>> start Data lines

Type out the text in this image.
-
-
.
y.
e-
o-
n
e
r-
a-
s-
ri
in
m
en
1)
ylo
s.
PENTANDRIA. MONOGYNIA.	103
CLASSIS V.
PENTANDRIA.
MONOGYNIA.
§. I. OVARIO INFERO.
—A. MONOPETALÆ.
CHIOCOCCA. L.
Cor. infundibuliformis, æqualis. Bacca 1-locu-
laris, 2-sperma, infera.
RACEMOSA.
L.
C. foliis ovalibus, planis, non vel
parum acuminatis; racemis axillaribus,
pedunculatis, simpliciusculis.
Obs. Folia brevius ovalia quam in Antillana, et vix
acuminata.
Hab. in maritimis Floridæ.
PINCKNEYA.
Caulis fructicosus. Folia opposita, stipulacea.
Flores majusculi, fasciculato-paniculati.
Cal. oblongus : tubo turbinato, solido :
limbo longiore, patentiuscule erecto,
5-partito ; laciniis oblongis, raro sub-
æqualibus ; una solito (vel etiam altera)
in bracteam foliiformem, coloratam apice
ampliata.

>> end Data lines

*Exercise prompt:* Print the complete listing again, exactly as it stands.

*Solution to this problem:*
Type out the text in this image.
-
-
.
y.
e-
o-
n
e
r-
a-
s-
ri
in
m
en
1)
ylo
s.
PENTANDRIA. MONOGYNIA.	103
CLASSIS V.
PENTANDRIA.
MONOGYNIA.
§. I. OVARIO INFERO.
—A. MONOPETALÆ.
CHIOCOCCA. L.
Cor. infundibuliformis, æqualis. Bacca 1-locu-
laris, 2-sperma, infera.
RACEMOSA.
L.
C. foliis ovalibus, planis, non vel
parum acuminatis; racemis axillaribus,
pedunculatis, simpliciusculis.
Obs. Folia brevius ovalia quam in Antillana, et vix
acuminata.
Hab. in maritimis Floridæ.
PINCKNEYA.
Caulis fructicosus. Folia opposita, stipulacea.
Flores majusculi, fasciculato-paniculati.
Cal. oblongus : tubo turbinato, solido :
limbo longiore, patentiuscule erecto,
5-partito ; laciniis oblongis, raro sub-
æqualibus ; una solito (vel etiam altera)
in bracteam foliiformem, coloratam apice
ampliata.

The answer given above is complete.